**DESCRIPTION OF THE TASK:** Return all of the entries word for word, but omit the pictures they contain.
======== DATA SHOWN ========
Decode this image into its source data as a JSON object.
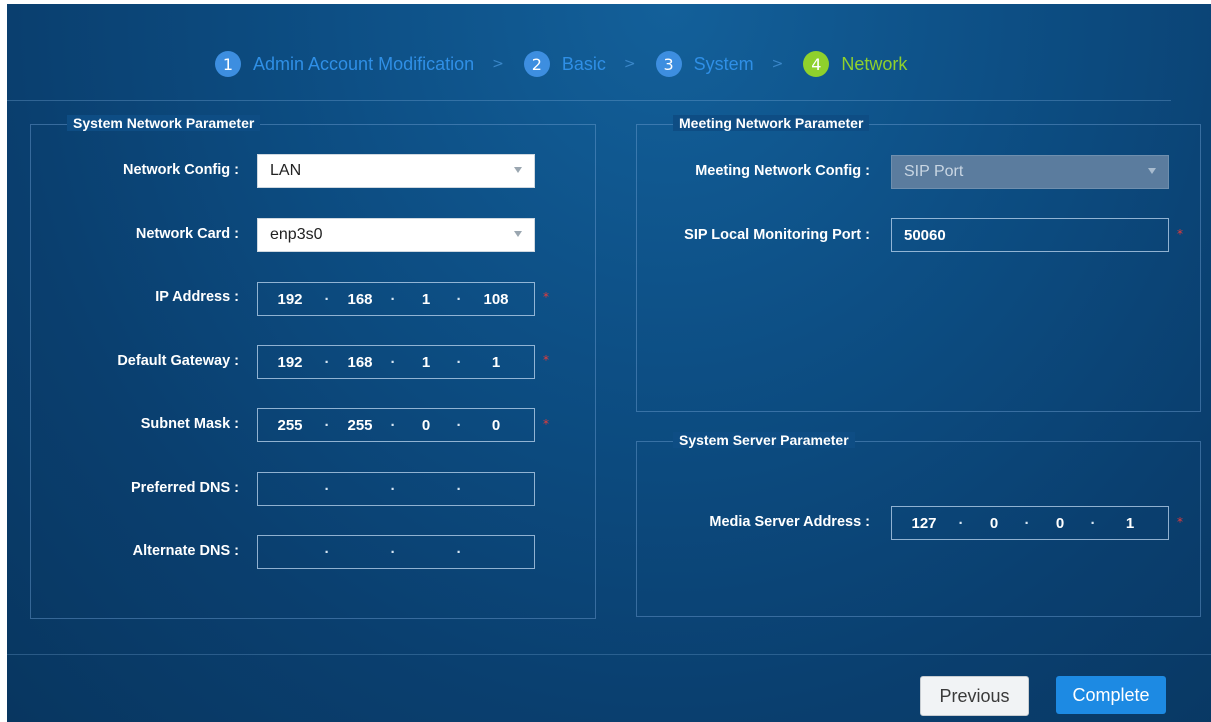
{
  "steps": [
    {
      "num": "1",
      "label": "Admin Account Modification",
      "active": false
    },
    {
      "num": "2",
      "label": "Basic",
      "active": false
    },
    {
      "num": "3",
      "label": "System",
      "active": false
    },
    {
      "num": "4",
      "label": "Network",
      "active": true
    }
  ],
  "step_separator": ">",
  "system_network": {
    "title": "System Network Parameter",
    "network_config": {
      "label": "Network Config :",
      "value": "LAN"
    },
    "network_card": {
      "label": "Network Card :",
      "value": "enp3s0"
    },
    "ip_address": {
      "label": "IP Address :",
      "octets": [
        "192",
        "168",
        "1",
        "108"
      ],
      "required": true
    },
    "default_gateway": {
      "label": "Default Gateway :",
      "octets": [
        "192",
        "168",
        "1",
        "1"
      ],
      "required": true
    },
    "subnet_mask": {
      "label": "Subnet Mask :",
      "octets": [
        "255",
        "255",
        "0",
        "0"
      ],
      "required": true
    },
    "preferred_dns": {
      "label": "Preferred DNS :",
      "octets": [
        "",
        "",
        "",
        ""
      ]
    },
    "alternate_dns": {
      "label": "Alternate DNS :",
      "octets": [
        "",
        "",
        "",
        ""
      ]
    }
  },
  "meeting_network": {
    "title": "Meeting Network Parameter",
    "meeting_network_config": {
      "label": "Meeting Network Config :",
      "value": "SIP Port",
      "disabled": true
    },
    "sip_port": {
      "label": "SIP Local Monitoring Port :",
      "value": "50060",
      "required": true
    }
  },
  "system_server": {
    "title": "System Server Parameter",
    "media_server": {
      "label": "Media Server Address :",
      "octets": [
        "127",
        "0",
        "0",
        "1"
      ],
      "required": true
    }
  },
  "buttons": {
    "previous": "Previous",
    "complete": "Complete"
  },
  "required_mark": "*",
  "ip_dot": "·",
  "colors": {
    "step_active": "#8fd12c",
    "step_inactive": "#3d8ee0",
    "button_primary": "#1d8ae3",
    "required": "#e53b3b"
  }
}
========
**SOLUTION FOR THIS EXERCISE:**
Decode this image into its source data as a JSON object.
{
  "steps": [
    {
      "num": "1",
      "label": "Admin Account Modification",
      "active": false
    },
    {
      "num": "2",
      "label": "Basic",
      "active": false
    },
    {
      "num": "3",
      "label": "System",
      "active": false
    },
    {
      "num": "4",
      "label": "Network",
      "active": true
    }
  ],
  "step_separator": ">",
  "system_network": {
    "title": "System Network Parameter",
    "network_config": {
      "label": "Network Config :",
      "value": "LAN"
    },
    "network_card": {
      "label": "Network Card :",
      "value": "enp3s0"
    },
    "ip_address": {
      "label": "IP Address :",
      "octets": [
        "192",
        "168",
        "1",
        "108"
      ],
      "required": true
    },
    "default_gateway": {
      "label": "Default Gateway :",
      "octets": [
        "192",
        "168",
        "1",
        "1"
      ],
      "required": true
    },
    "subnet_mask": {
      "label": "Subnet Mask :",
      "octets": [
        "255",
        "255",
        "0",
        "0"
      ],
      "required": true
    },
    "preferred_dns": {
      "label": "Preferred DNS :",
      "octets": [
        "",
        "",
        "",
        ""
      ]
    },
    "alternate_dns": {
      "label": "Alternate DNS :",
      "octets": [
        "",
        "",
        "",
        ""
      ]
    }
  },
  "meeting_network": {
    "title": "Meeting Network Parameter",
    "meeting_network_config": {
      "label": "Meeting Network Config :",
      "value": "SIP Port",
      "disabled": true
    },
    "sip_port": {
      "label": "SIP Local Monitoring Port :",
      "value": "50060",
      "required": true
    }
  },
  "system_server": {
    "title": "System Server Parameter",
    "media_server": {
      "label": "Media Server Address :",
      "octets": [
        "127",
        "0",
        "0",
        "1"
      ],
      "required": true
    }
  },
  "buttons": {
    "previous": "Previous",
    "complete": "Complete"
  },
  "required_mark": "*",
  "ip_dot": "·",
  "colors": {
    "step_active": "#8fd12c",
    "step_inactive": "#3d8ee0",
    "button_primary": "#1d8ae3",
    "required": "#e53b3b"
  }
}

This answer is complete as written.